• What is needed
Can you transcribe every entry word for word, skipping the images?

• Data lines
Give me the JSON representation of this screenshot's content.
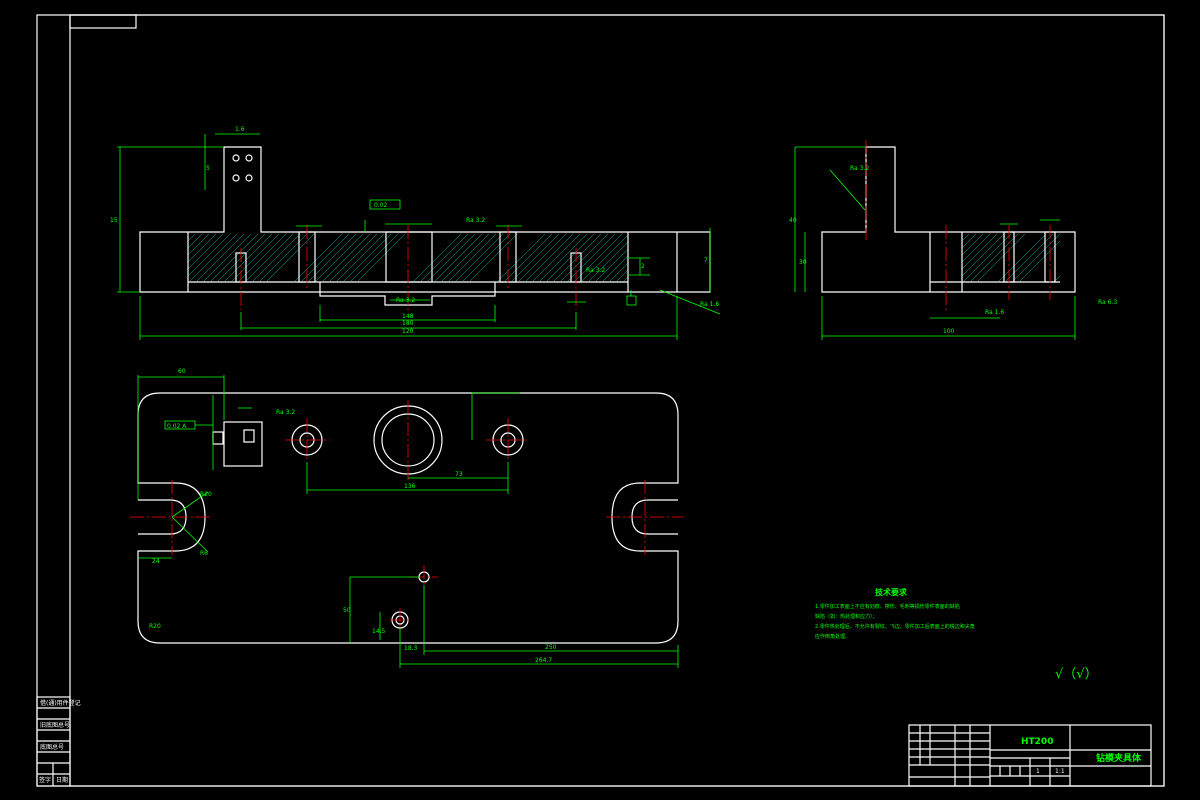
{
  "front_view": {
    "dim_width": "1.6",
    "dim_height": "15",
    "dim_left": "5",
    "dim_right": "7",
    "dim_total_top": "120",
    "dim_center_bottom": "180",
    "dim_mid_bottom": "148",
    "dim_gap": "2",
    "roughness_labels": [
      "Ra 3.2",
      "Ra 3.2",
      "Ra 3.2",
      "Ra 1.6"
    ],
    "tolerance_frame": "0.02"
  },
  "side_view": {
    "dim_total": "100",
    "dim_height": "40",
    "dim_depth": "30",
    "roughness_labels": [
      "Ra 1.6",
      "Ra 3.2",
      "Ra 6.3"
    ]
  },
  "plan_view": {
    "dim_top_left": "60",
    "dim_center_right": "73",
    "dim_center": "136",
    "dim_bottom": "250",
    "dim_bottom_total": "264.7",
    "dim_radius_1": "R20",
    "dim_radius_2": "R6",
    "dim_corner": "R20",
    "dim_slot": "24",
    "dim_vertical": "50",
    "dim_small": "18.3",
    "dim_pin": "14.5",
    "roughness_label": "Ra 3.2",
    "tolerance_frame": "0.02 A"
  },
  "technical_requirements": {
    "title": "技术要求",
    "lines": [
      "1.零件加工表面上不应有划痕、擦伤、毛刺等损伤零件表面的缺陷",
      "缺陷（如：热处理和应力）；",
      "2.零件热处理后，不允许有裂纹、飞边、零件加工后表面上的锐边和尖角",
      "应作倒角处理。"
    ]
  },
  "roughness_symbol": "√（√）",
  "title_block": {
    "material": "HT200",
    "part_name": "钻模夹具体",
    "scale": "1:1",
    "qty": "1"
  },
  "side_panel": {
    "rows": [
      "借(通)用件登记",
      "",
      "旧底图总号",
      "",
      "底图总号",
      "",
      "签字",
      "日期"
    ]
  }
}
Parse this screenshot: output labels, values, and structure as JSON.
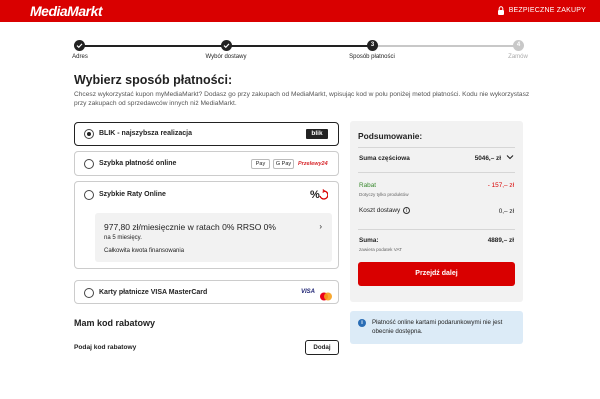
{
  "header": {
    "logo": "MediaMarkt",
    "secure_label": "BEZPIECZNE ZAKUPY",
    "brand_color": "#d90000"
  },
  "stepper": {
    "steps": [
      {
        "label": "Adres",
        "num": "",
        "state": "done"
      },
      {
        "label": "Wybór dostawy",
        "num": "",
        "state": "done"
      },
      {
        "label": "Sposób płatności",
        "num": "3",
        "state": "current"
      },
      {
        "label": "Zamów",
        "num": "4",
        "state": "inactive"
      }
    ]
  },
  "main": {
    "title": "Wybierz sposób płatności:",
    "intro": "Chcesz wykorzystać kupon myMediaMarkt? Dodasz go przy zakupach od MediaMarkt, wpisując kod w polu poniżej metod płatności. Kodu nie wykorzystasz przy zakupach od sprzedawców innych niż MediaMarkt.",
    "payments": [
      {
        "label": "BLIK - najszybsza realizacja",
        "selected": true,
        "logo": "blik"
      },
      {
        "label": "Szybka płatność online",
        "selected": false,
        "badges": [
          "Pay",
          "G Pay",
          "Przelewy24"
        ]
      },
      {
        "label": "Szybkie Raty Online",
        "selected": false,
        "icon": "percent-arrow-icon"
      },
      {
        "label": "Karty płatnicze VISA MasterCard",
        "selected": false,
        "badges": [
          "VISA",
          "mastercard"
        ]
      }
    ],
    "raty": {
      "main": "977,80 zł/miesięcznie w ratach 0% RRSO 0%",
      "sub": "na 5 miesięcy.",
      "financing": "Całkowita kwota finansowania"
    },
    "coupon": {
      "title": "Mam kod rabatowy",
      "label": "Podaj kod rabatowy",
      "button": "Dodaj"
    }
  },
  "summary": {
    "title": "Podsumowanie:",
    "subtotal_label": "Suma częściowa",
    "subtotal_value": "5046,– zł",
    "discount_label": "Rabat",
    "discount_note": "Dotyczy tylko produktów",
    "discount_value": "- 157,– zł",
    "shipping_label": "Koszt dostawy",
    "shipping_value": "0,– zł",
    "total_label": "Suma:",
    "total_note": "zawiera podatek VAT",
    "total_value": "4889,– zł",
    "cta": "Przejdź dalej"
  },
  "info": {
    "text": "Płatność online kartami podarunkowymi nie jest obecnie dostępna."
  }
}
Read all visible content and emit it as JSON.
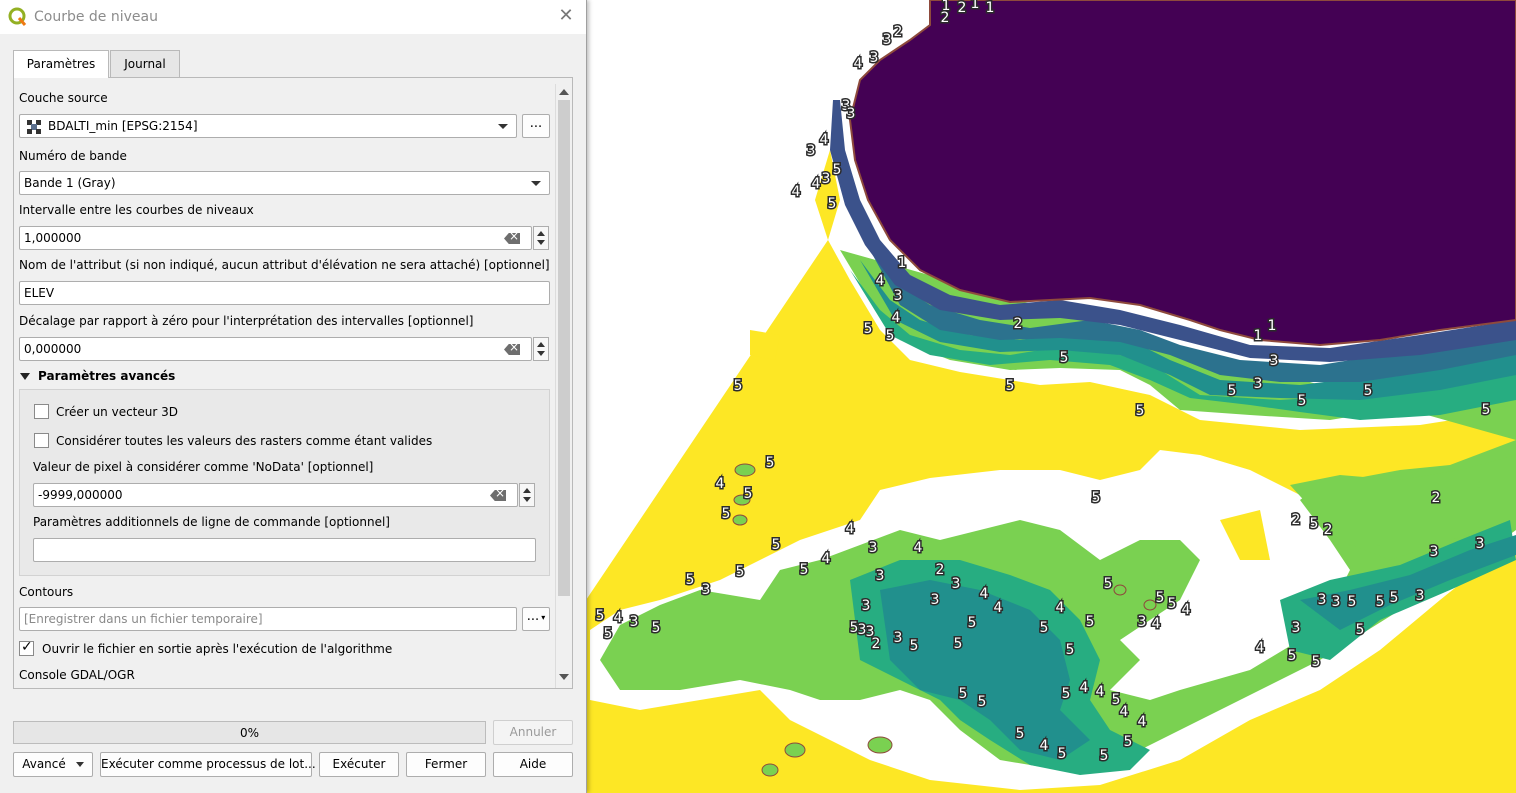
{
  "window": {
    "title": "Courbe de niveau"
  },
  "tabs": [
    {
      "label": "Paramètres",
      "active": true
    },
    {
      "label": "Journal",
      "active": false
    }
  ],
  "params": {
    "source_layer": {
      "label": "Couche source",
      "value": "BDALTI_min [EPSG:2154]",
      "button": "..."
    },
    "band": {
      "label": "Numéro de bande",
      "value": "Bande 1 (Gray)"
    },
    "interval": {
      "label": "Intervalle entre les courbes de niveaux",
      "value": "1,000000"
    },
    "attribute": {
      "label": "Nom de l'attribut (si non indiqué, aucun attribut d'élévation ne sera attaché) [optionnel]",
      "value": "ELEV"
    },
    "offset": {
      "label": "Décalage par rapport à zéro pour l'interprétation des intervalles [optionnel]",
      "value": "0,000000"
    },
    "advanced": {
      "label": "Paramètres avancés",
      "create_3d": {
        "label": "Créer un vecteur 3D",
        "checked": false
      },
      "treat_all_valid": {
        "label": "Considérer toutes les valeurs des rasters comme étant valides",
        "checked": false
      },
      "nodata": {
        "label": "Valeur de pixel à considérer comme 'NoData' [optionnel]",
        "value": "-9999,000000"
      },
      "extra_args": {
        "label": "Paramètres additionnels de ligne de commande [optionnel]",
        "value": ""
      }
    },
    "contours": {
      "label": "Contours",
      "placeholder": "[Enregistrer dans un fichier temporaire]",
      "button": "..."
    },
    "open_output": {
      "label": "Ouvrir le fichier en sortie après l'exécution de l'algorithme",
      "checked": true
    },
    "console": {
      "label": "Console GDAL/OGR"
    }
  },
  "progress": {
    "value": 0,
    "text": "0%"
  },
  "buttons": {
    "cancel": "Annuler",
    "advanced": "Avancé",
    "batch": "Exécuter comme processus de lot...",
    "run": "Exécuter",
    "close": "Fermer",
    "help": "Aide"
  },
  "map": {
    "colors": {
      "water": "#440154",
      "level1": "#3b528b",
      "level2": "#2c728e",
      "level3": "#21908d",
      "level4": "#27ad81",
      "level5": "#7ad151",
      "shore": "#fde725",
      "edge": "#8e4a3c"
    },
    "contour_labels": [
      "1",
      "2",
      "2",
      "1",
      "1",
      "3",
      "2",
      "4",
      "3",
      "3",
      "3",
      "4",
      "3",
      "5",
      "3",
      "4",
      "4",
      "5",
      "1",
      "4",
      "3",
      "4",
      "5",
      "5",
      "2",
      "1",
      "1",
      "5",
      "3",
      "3",
      "5",
      "5",
      "5",
      "5",
      "5",
      "5",
      "5",
      "5",
      "4",
      "5",
      "5",
      "4",
      "3",
      "4",
      "2",
      "3",
      "3",
      "3",
      "4",
      "4",
      "4",
      "5",
      "5",
      "5",
      "5",
      "5",
      "5",
      "4",
      "3",
      "4",
      "4",
      "5",
      "3",
      "3",
      "3",
      "5",
      "5",
      "5",
      "5",
      "3",
      "2",
      "5",
      "2",
      "2",
      "3",
      "3",
      "3",
      "3",
      "5",
      "3",
      "2",
      "3",
      "5",
      "5",
      "5",
      "5",
      "5",
      "4",
      "4",
      "5",
      "4",
      "4",
      "5",
      "4",
      "5",
      "5",
      "5",
      "5",
      "5",
      "5",
      "4",
      "5",
      "5",
      "5",
      "5",
      "3",
      "5",
      "4",
      "3",
      "5",
      "5"
    ]
  }
}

• Answer to this problem
Give me the JSON representation of this screenshot's content.
{
  "front_view": {
    "dim_width": "1.6",
    "dim_height": "15",
    "dim_left": "5",
    "dim_right": "7",
    "dim_total_top": "120",
    "dim_center_bottom": "180",
    "dim_mid_bottom": "148",
    "dim_gap": "2",
    "roughness_labels": [
      "Ra 3.2",
      "Ra 3.2",
      "Ra 3.2",
      "Ra 1.6"
    ],
    "tolerance_frame": "0.02"
  },
  "side_view": {
    "dim_total": "100",
    "dim_height": "40",
    "dim_depth": "30",
    "roughness_labels": [
      "Ra 1.6",
      "Ra 3.2",
      "Ra 6.3"
    ]
  },
  "plan_view": {
    "dim_top_left": "60",
    "dim_center_right": "73",
    "dim_center": "136",
    "dim_bottom": "250",
    "dim_bottom_total": "264.7",
    "dim_radius_1": "R20",
    "dim_radius_2": "R6",
    "dim_corner": "R20",
    "dim_slot": "24",
    "dim_vertical": "50",
    "dim_small": "18.3",
    "dim_pin": "14.5",
    "roughness_label": "Ra 3.2",
    "tolerance_frame": "0.02 A"
  },
  "technical_requirements": {
    "title": "技术要求",
    "lines": [
      "1.零件加工表面上不应有划痕、擦伤、毛刺等损伤零件表面的缺陷",
      "缺陷（如：热处理和应力）；",
      "2.零件热处理后，不允许有裂纹、飞边、零件加工后表面上的锐边和尖角",
      "应作倒角处理。"
    ]
  },
  "roughness_symbol": "√（√）",
  "title_block": {
    "material": "HT200",
    "part_name": "钻模夹具体",
    "scale": "1:1",
    "qty": "1"
  },
  "side_panel": {
    "rows": [
      "借(通)用件登记",
      "",
      "旧底图总号",
      "",
      "底图总号",
      "",
      "签字",
      "日期"
    ]
  }
}
Parse this screenshot: output labels, values, and structure as JSON.
{
  "header": {
    "logo": "MediaMarkt",
    "secure_label": "BEZPIECZNE ZAKUPY",
    "brand_color": "#d90000"
  },
  "stepper": {
    "steps": [
      {
        "label": "Adres",
        "num": "",
        "state": "done"
      },
      {
        "label": "Wybór dostawy",
        "num": "",
        "state": "done"
      },
      {
        "label": "Sposób płatności",
        "num": "3",
        "state": "current"
      },
      {
        "label": "Zamów",
        "num": "4",
        "state": "inactive"
      }
    ]
  },
  "main": {
    "title": "Wybierz sposób płatności:",
    "intro": "Chcesz wykorzystać kupon myMediaMarkt? Dodasz go przy zakupach od MediaMarkt, wpisując kod w polu poniżej metod płatności. Kodu nie wykorzystasz przy zakupach od sprzedawców innych niż MediaMarkt.",
    "payments": [
      {
        "label": "BLIK - najszybsza realizacja",
        "selected": true,
        "logo": "blik"
      },
      {
        "label": "Szybka płatność online",
        "selected": false,
        "badges": [
          "Pay",
          "G Pay",
          "Przelewy24"
        ]
      },
      {
        "label": "Szybkie Raty Online",
        "selected": false,
        "icon": "percent-arrow-icon"
      },
      {
        "label": "Karty płatnicze VISA MasterCard",
        "selected": false,
        "badges": [
          "VISA",
          "mastercard"
        ]
      }
    ],
    "raty": {
      "main": "977,80 zł/miesięcznie w ratach 0% RRSO 0%",
      "sub": "na 5 miesięcy.",
      "financing": "Całkowita kwota finansowania"
    },
    "coupon": {
      "title": "Mam kod rabatowy",
      "label": "Podaj kod rabatowy",
      "button": "Dodaj"
    }
  },
  "summary": {
    "title": "Podsumowanie:",
    "subtotal_label": "Suma częściowa",
    "subtotal_value": "5046,– zł",
    "discount_label": "Rabat",
    "discount_note": "Dotyczy tylko produktów",
    "discount_value": "- 157,– zł",
    "shipping_label": "Koszt dostawy",
    "shipping_value": "0,– zł",
    "total_label": "Suma:",
    "total_note": "zawiera podatek VAT",
    "total_value": "4889,– zł",
    "cta": "Przejdź dalej"
  },
  "info": {
    "text": "Płatność online kartami podarunkowymi nie jest obecnie dostępna."
  }
}
Read all visible content and emit it as JSON.
{
  "window": {
    "title": "Courbe de niveau"
  },
  "tabs": [
    {
      "label": "Paramètres",
      "active": true
    },
    {
      "label": "Journal",
      "active": false
    }
  ],
  "params": {
    "source_layer": {
      "label": "Couche source",
      "value": "BDALTI_min [EPSG:2154]",
      "button": "..."
    },
    "band": {
      "label": "Numéro de bande",
      "value": "Bande 1 (Gray)"
    },
    "interval": {
      "label": "Intervalle entre les courbes de niveaux",
      "value": "1,000000"
    },
    "attribute": {
      "label": "Nom de l'attribut (si non indiqué, aucun attribut d'élévation ne sera attaché) [optionnel]",
      "value": "ELEV"
    },
    "offset": {
      "label": "Décalage par rapport à zéro pour l'interprétation des intervalles [optionnel]",
      "value": "0,000000"
    },
    "advanced": {
      "label": "Paramètres avancés",
      "create_3d": {
        "label": "Créer un vecteur 3D",
        "checked": false
      },
      "treat_all_valid": {
        "label": "Considérer toutes les valeurs des rasters comme étant valides",
        "checked": false
      },
      "nodata": {
        "label": "Valeur de pixel à considérer comme 'NoData' [optionnel]",
        "value": "-9999,000000"
      },
      "extra_args": {
        "label": "Paramètres additionnels de ligne de commande [optionnel]",
        "value": ""
      }
    },
    "contours": {
      "label": "Contours",
      "placeholder": "[Enregistrer dans un fichier temporaire]",
      "button": "..."
    },
    "open_output": {
      "label": "Ouvrir le fichier en sortie après l'exécution de l'algorithme",
      "checked": true
    },
    "console": {
      "label": "Console GDAL/OGR"
    }
  },
  "progress": {
    "value": 0,
    "text": "0%"
  },
  "buttons": {
    "cancel": "Annuler",
    "advanced": "Avancé",
    "batch": "Exécuter comme processus de lot...",
    "run": "Exécuter",
    "close": "Fermer",
    "help": "Aide"
  },
  "map": {
    "colors": {
      "water": "#440154",
      "level1": "#3b528b",
      "level2": "#2c728e",
      "level3": "#21908d",
      "level4": "#27ad81",
      "level5": "#7ad151",
      "shore": "#fde725",
      "edge": "#8e4a3c"
    },
    "contour_labels": [
      "1",
      "2",
      "2",
      "1",
      "1",
      "3",
      "2",
      "4",
      "3",
      "3",
      "3",
      "4",
      "3",
      "5",
      "3",
      "4",
      "4",
      "5",
      "1",
      "4",
      "3",
      "4",
      "5",
      "5",
      "2",
      "1",
      "1",
      "5",
      "3",
      "3",
      "5",
      "5",
      "5",
      "5",
      "5",
      "5",
      "5",
      "5",
      "4",
      "5",
      "5",
      "4",
      "3",
      "4",
      "2",
      "3",
      "3",
      "3",
      "4",
      "4",
      "4",
      "5",
      "5",
      "5",
      "5",
      "5",
      "5",
      "4",
      "3",
      "4",
      "4",
      "5",
      "3",
      "3",
      "3",
      "5",
      "5",
      "5",
      "5",
      "3",
      "2",
      "5",
      "2",
      "2",
      "3",
      "3",
      "3",
      "3",
      "5",
      "3",
      "2",
      "3",
      "5",
      "5",
      "5",
      "5",
      "5",
      "4",
      "4",
      "5",
      "4",
      "4",
      "5",
      "4",
      "5",
      "5",
      "5",
      "5",
      "5",
      "5",
      "4",
      "5",
      "5",
      "5",
      "5",
      "3",
      "5",
      "4",
      "3",
      "5",
      "5"
    ]
  }
}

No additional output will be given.